▶ Exercise aim: Pull each line containing "quatro" out of the data and copy it.

####################

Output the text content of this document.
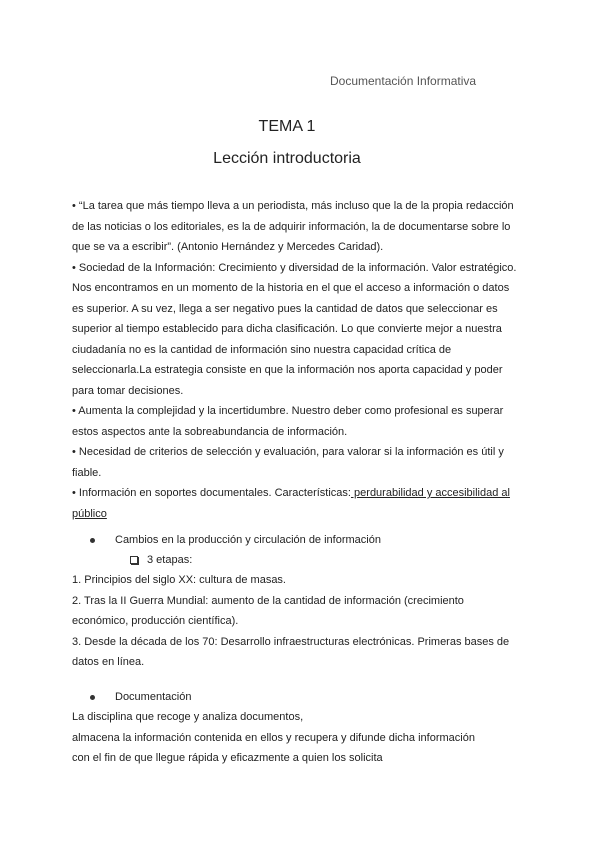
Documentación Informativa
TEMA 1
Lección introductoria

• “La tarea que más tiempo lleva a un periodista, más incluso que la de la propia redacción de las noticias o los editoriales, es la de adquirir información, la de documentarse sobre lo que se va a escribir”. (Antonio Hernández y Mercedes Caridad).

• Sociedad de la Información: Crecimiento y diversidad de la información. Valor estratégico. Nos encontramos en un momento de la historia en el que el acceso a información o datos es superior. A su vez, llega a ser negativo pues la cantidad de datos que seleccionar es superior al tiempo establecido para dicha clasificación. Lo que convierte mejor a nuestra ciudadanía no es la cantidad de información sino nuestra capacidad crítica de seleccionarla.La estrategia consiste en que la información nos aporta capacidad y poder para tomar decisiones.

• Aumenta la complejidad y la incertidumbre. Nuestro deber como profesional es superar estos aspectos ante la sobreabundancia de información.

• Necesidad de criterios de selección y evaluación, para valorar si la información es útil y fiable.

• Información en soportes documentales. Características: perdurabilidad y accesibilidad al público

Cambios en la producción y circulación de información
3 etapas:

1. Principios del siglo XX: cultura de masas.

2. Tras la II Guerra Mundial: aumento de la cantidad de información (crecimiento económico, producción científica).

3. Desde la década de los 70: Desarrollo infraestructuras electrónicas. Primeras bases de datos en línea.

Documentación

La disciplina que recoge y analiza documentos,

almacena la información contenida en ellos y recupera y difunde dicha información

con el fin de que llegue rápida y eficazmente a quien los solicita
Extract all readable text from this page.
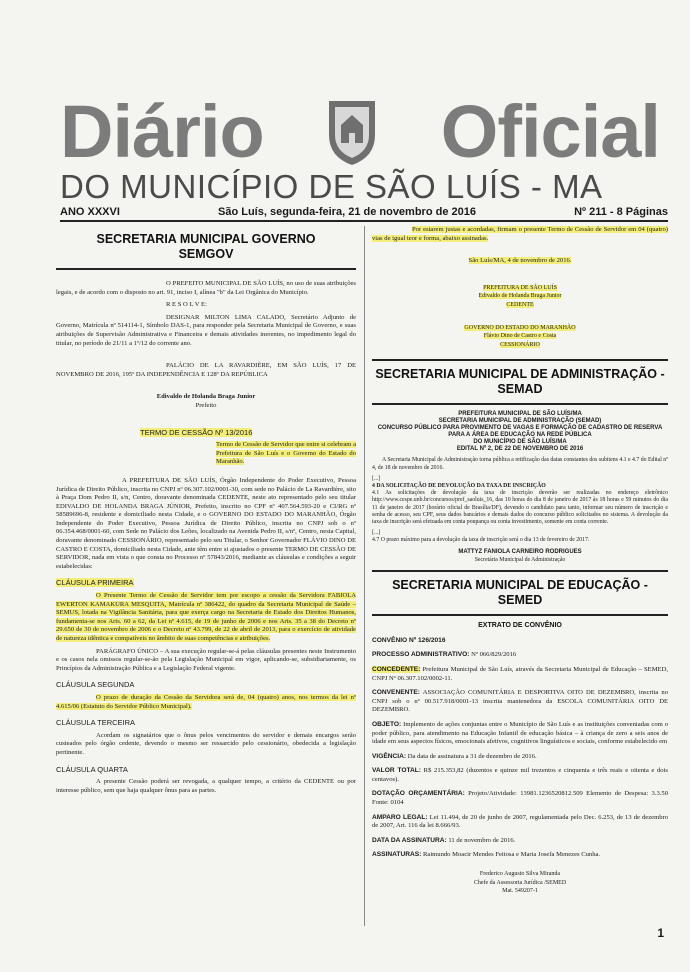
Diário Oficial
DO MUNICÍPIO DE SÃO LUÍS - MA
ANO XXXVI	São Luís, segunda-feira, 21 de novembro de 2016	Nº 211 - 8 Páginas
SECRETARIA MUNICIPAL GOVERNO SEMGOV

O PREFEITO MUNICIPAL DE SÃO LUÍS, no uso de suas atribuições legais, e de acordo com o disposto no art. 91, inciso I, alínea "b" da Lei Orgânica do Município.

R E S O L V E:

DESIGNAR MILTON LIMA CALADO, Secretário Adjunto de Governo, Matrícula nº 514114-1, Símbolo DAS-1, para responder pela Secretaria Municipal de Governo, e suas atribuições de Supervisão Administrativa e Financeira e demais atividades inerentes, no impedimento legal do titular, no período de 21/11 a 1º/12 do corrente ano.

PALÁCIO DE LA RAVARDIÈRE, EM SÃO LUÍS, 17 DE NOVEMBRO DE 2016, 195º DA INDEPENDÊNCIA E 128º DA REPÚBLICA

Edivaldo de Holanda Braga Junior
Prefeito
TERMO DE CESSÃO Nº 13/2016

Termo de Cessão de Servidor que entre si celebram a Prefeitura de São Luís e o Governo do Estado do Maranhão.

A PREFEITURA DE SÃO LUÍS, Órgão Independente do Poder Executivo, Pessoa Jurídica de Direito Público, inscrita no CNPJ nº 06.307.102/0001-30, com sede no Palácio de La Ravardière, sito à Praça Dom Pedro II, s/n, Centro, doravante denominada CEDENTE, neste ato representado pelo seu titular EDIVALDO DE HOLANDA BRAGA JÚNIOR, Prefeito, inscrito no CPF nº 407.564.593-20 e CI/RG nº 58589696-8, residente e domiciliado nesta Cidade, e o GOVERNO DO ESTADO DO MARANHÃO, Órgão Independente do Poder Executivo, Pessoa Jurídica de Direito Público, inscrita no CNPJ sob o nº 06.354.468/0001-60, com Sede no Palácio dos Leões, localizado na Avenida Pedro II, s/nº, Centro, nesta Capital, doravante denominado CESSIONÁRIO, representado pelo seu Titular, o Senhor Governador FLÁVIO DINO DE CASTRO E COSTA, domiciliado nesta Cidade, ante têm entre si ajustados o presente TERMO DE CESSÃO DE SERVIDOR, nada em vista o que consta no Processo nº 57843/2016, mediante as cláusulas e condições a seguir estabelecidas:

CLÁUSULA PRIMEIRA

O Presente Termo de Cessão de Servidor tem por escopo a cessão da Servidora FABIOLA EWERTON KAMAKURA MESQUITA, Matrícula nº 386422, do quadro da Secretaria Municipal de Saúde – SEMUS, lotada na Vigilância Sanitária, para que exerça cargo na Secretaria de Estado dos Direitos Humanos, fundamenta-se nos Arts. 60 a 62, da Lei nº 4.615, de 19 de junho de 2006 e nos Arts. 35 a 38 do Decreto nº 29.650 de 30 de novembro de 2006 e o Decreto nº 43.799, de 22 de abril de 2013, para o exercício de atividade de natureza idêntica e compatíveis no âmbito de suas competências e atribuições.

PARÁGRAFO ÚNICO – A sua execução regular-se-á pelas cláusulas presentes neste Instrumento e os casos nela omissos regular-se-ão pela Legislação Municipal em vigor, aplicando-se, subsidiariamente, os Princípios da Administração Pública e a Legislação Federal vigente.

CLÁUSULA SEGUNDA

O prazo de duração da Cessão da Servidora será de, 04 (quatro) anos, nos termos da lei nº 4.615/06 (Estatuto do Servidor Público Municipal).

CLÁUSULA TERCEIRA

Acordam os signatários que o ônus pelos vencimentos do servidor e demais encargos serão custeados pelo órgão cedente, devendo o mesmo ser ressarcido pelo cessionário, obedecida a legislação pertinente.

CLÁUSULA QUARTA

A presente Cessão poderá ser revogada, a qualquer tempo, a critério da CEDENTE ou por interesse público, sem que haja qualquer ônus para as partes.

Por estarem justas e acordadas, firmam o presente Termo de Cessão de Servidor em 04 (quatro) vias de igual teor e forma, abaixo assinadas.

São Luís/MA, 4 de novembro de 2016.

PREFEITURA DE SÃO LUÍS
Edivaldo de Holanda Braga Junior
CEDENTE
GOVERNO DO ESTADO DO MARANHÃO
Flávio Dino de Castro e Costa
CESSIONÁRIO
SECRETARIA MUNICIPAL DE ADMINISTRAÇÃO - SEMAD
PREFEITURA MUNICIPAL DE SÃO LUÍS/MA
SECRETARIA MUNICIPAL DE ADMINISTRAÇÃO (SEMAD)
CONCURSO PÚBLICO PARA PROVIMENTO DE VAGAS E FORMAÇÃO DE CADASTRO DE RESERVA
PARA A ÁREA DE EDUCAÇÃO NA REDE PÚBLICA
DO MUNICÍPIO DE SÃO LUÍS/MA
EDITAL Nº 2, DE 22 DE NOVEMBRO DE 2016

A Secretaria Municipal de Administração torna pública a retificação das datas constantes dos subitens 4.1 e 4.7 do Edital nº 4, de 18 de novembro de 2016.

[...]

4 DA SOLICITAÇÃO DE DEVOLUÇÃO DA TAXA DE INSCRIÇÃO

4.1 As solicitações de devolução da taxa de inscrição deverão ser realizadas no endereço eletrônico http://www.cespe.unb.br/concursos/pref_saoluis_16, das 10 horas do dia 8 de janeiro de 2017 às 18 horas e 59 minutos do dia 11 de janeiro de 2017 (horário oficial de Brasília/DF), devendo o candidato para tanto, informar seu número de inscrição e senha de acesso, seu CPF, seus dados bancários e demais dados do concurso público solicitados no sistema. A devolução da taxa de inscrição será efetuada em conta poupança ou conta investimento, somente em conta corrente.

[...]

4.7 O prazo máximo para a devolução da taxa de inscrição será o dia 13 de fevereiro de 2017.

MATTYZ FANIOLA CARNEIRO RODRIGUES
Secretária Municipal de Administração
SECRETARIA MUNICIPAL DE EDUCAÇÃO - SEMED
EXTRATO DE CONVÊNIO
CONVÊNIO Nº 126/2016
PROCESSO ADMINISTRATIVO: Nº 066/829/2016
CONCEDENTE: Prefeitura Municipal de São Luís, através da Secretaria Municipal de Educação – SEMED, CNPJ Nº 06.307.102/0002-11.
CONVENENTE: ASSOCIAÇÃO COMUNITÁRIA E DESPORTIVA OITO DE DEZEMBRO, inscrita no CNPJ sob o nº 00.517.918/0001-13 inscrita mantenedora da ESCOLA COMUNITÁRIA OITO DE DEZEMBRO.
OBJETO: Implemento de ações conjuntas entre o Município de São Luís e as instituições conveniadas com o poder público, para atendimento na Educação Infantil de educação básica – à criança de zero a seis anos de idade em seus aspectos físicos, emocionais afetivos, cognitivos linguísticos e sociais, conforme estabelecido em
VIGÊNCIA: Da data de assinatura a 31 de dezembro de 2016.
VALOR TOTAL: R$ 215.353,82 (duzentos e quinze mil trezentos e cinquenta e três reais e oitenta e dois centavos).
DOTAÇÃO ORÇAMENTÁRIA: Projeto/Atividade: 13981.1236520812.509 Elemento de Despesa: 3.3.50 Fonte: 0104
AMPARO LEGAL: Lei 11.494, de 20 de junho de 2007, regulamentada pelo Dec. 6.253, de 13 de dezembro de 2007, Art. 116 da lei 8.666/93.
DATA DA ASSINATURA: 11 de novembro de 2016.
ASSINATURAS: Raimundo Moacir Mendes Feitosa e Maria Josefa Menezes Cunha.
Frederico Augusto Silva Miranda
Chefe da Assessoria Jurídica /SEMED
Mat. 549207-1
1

####################

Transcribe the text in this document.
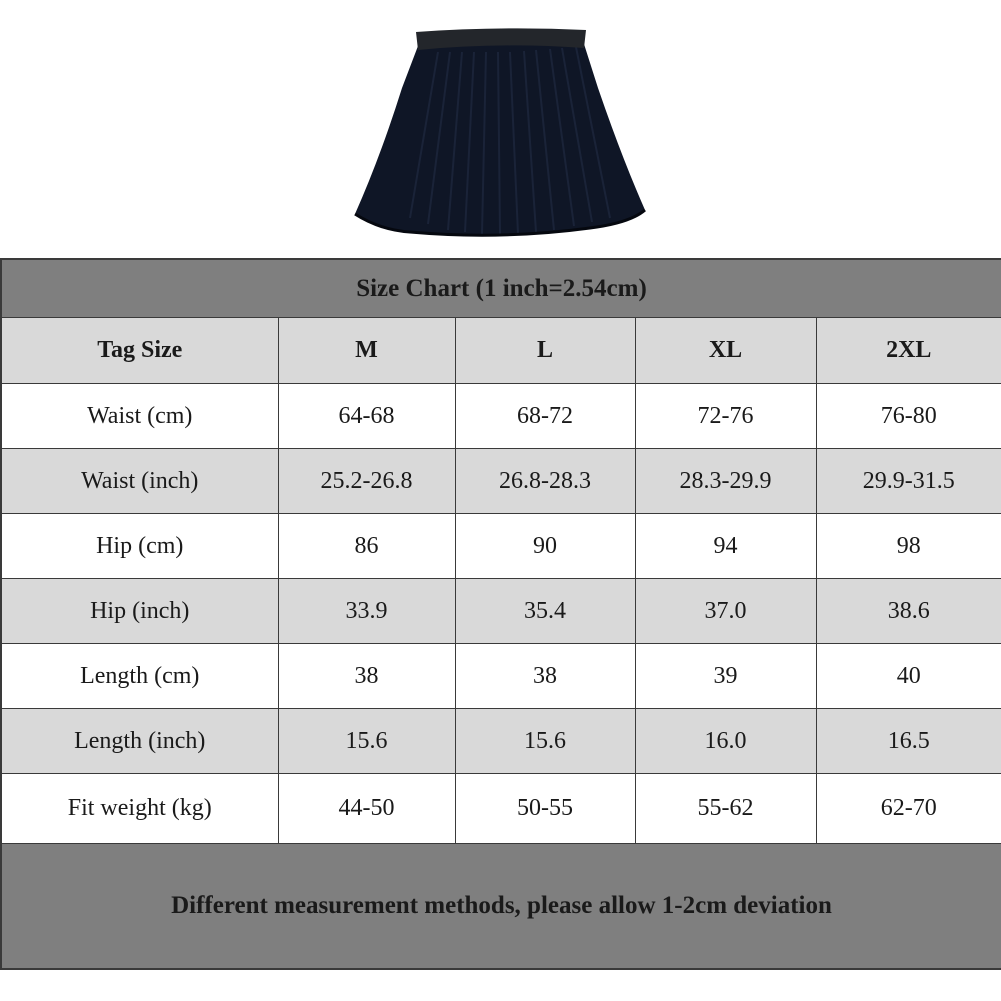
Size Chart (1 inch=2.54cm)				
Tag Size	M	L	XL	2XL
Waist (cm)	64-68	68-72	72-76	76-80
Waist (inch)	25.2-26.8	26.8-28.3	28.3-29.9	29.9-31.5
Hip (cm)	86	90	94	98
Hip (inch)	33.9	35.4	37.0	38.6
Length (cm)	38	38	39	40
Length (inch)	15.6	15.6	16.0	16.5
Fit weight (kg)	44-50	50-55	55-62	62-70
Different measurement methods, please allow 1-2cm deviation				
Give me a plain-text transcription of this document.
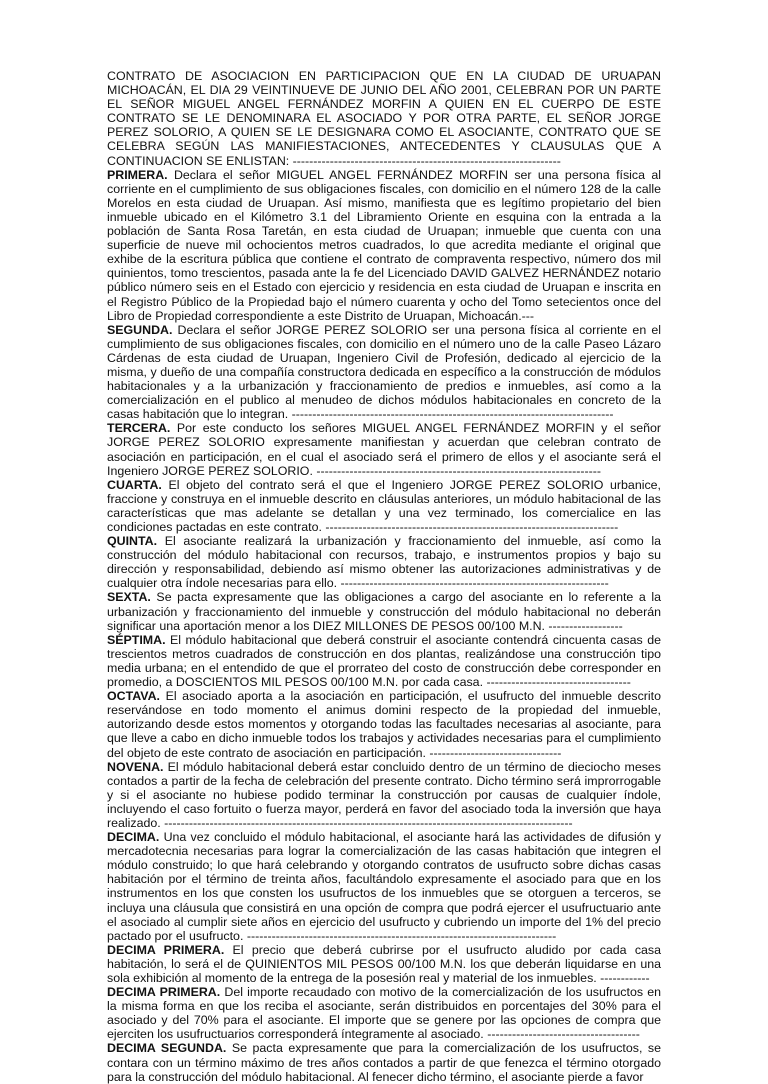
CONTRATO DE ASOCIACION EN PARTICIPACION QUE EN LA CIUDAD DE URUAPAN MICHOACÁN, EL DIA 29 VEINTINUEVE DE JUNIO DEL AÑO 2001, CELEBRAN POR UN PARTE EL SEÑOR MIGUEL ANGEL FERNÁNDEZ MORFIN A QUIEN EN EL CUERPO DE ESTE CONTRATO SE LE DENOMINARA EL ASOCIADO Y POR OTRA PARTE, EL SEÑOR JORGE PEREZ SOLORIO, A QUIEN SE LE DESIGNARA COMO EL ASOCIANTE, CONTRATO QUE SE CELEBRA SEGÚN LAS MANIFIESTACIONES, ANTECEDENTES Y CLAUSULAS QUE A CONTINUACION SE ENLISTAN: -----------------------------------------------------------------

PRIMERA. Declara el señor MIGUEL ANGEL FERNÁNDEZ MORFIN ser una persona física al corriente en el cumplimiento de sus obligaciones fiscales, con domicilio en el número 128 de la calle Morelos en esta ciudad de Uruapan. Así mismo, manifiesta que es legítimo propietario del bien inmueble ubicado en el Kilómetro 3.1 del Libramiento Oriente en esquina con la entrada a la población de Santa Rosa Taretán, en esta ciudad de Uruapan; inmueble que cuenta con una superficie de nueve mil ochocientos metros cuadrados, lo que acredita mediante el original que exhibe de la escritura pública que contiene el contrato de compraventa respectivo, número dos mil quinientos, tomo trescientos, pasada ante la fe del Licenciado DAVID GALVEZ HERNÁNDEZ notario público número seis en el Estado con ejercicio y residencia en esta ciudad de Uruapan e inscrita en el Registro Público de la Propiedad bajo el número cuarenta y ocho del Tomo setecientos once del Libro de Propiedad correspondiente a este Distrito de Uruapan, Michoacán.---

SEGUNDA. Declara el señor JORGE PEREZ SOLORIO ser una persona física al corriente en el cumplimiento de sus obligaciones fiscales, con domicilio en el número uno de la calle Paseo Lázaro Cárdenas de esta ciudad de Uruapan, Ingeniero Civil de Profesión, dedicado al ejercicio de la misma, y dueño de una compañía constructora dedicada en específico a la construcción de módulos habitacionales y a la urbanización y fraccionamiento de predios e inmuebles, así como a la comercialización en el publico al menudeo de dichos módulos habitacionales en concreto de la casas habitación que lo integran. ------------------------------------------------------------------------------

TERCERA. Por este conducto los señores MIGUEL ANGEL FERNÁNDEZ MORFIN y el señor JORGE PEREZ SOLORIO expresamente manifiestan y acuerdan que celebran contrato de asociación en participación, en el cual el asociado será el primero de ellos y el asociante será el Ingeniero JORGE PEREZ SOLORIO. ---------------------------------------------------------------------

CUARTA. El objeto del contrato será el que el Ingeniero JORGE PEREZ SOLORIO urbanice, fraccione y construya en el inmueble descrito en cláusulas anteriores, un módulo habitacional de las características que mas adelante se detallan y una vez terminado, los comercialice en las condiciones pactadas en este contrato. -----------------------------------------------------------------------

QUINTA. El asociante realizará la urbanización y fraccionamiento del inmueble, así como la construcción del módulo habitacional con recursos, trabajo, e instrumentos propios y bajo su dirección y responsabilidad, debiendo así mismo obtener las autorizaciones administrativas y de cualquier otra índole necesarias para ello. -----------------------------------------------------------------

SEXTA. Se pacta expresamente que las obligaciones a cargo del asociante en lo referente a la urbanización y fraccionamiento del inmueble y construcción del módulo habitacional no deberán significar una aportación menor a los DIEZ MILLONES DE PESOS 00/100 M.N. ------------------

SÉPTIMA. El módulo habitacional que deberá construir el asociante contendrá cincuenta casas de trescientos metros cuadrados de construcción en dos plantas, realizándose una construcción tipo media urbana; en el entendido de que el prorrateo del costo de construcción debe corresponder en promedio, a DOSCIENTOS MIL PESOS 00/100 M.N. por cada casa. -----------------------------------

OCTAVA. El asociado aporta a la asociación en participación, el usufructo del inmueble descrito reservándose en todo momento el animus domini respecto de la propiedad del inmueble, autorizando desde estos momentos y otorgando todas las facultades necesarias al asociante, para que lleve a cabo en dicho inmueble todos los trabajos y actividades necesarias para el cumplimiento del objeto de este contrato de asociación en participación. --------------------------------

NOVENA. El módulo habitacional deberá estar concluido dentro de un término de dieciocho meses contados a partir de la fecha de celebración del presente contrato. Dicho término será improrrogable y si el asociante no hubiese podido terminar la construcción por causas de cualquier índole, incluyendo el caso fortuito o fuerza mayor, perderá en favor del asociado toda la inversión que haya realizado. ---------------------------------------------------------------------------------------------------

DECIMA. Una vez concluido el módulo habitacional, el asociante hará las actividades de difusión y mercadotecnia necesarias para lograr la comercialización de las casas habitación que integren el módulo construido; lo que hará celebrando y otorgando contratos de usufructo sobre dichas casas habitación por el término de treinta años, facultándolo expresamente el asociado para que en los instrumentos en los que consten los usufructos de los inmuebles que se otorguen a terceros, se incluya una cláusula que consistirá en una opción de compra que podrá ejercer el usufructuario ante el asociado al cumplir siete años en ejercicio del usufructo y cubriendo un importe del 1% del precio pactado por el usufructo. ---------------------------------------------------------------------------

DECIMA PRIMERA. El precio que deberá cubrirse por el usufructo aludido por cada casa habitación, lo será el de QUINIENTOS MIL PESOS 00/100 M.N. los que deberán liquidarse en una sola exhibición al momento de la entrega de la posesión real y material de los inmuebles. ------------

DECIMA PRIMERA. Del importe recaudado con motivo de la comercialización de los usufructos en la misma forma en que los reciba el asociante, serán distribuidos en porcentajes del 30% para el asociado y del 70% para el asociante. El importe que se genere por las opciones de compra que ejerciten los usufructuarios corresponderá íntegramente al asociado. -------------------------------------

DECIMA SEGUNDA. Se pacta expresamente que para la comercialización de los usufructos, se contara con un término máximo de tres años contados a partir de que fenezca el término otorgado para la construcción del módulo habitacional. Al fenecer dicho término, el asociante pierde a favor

####################

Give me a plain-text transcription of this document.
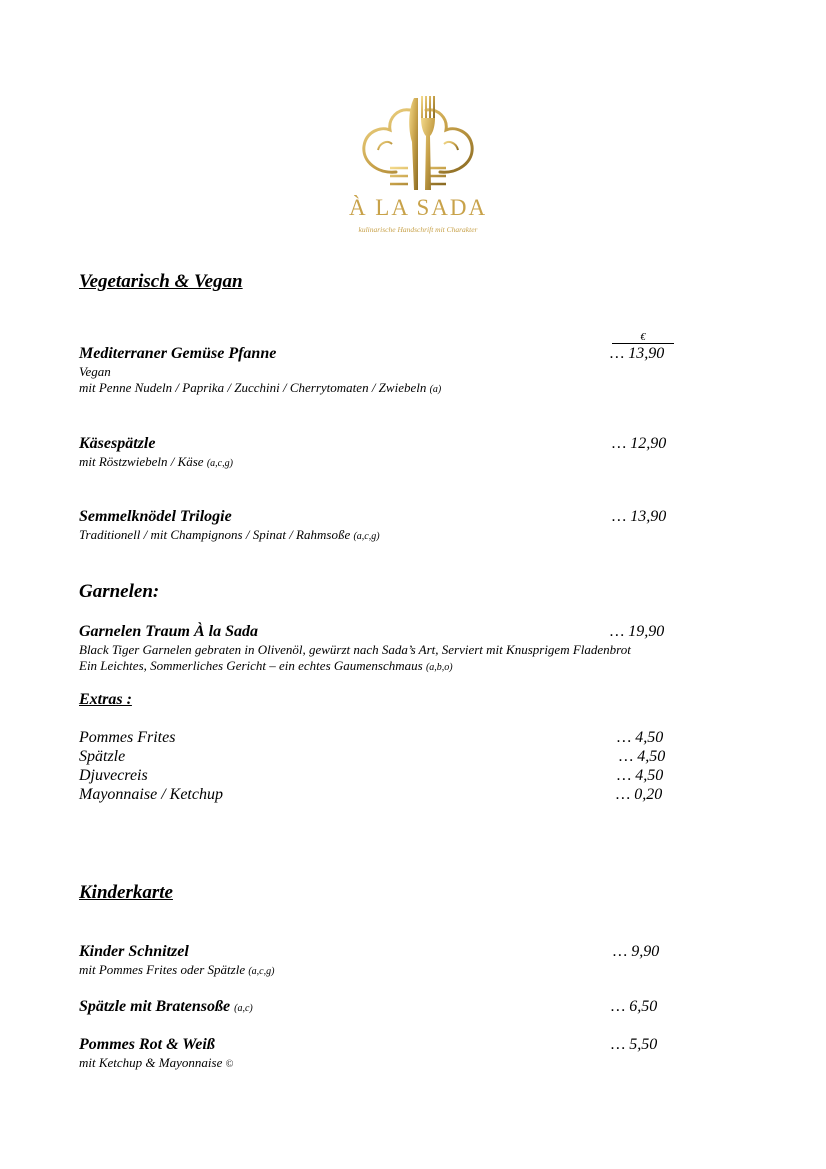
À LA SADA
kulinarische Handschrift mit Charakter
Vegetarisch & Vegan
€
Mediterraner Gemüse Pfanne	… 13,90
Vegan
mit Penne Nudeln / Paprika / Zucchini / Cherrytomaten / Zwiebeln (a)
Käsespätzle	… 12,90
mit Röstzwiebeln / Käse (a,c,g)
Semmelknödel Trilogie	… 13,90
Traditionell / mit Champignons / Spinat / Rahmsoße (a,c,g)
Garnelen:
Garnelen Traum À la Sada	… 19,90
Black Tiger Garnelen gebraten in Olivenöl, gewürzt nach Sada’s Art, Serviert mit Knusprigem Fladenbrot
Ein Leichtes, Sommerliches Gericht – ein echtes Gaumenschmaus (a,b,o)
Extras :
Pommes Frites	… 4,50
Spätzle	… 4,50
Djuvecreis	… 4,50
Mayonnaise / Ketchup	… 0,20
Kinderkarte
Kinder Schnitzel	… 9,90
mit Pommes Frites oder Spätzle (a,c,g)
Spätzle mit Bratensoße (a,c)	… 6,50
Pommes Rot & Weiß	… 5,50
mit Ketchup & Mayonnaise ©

####################

▶ Completed exercise:
O prazo de duração da Cessão da Servidora será de, 04 (quatro) anos, nos termos da lei nº 4.615/06 (Estatuto do Servidor Público Municipal).
Por estarem justas e acordadas, firmam o presente Termo de Cessão de Servidor em 04 (quatro) vias de igual teor e forma, abaixo assinadas.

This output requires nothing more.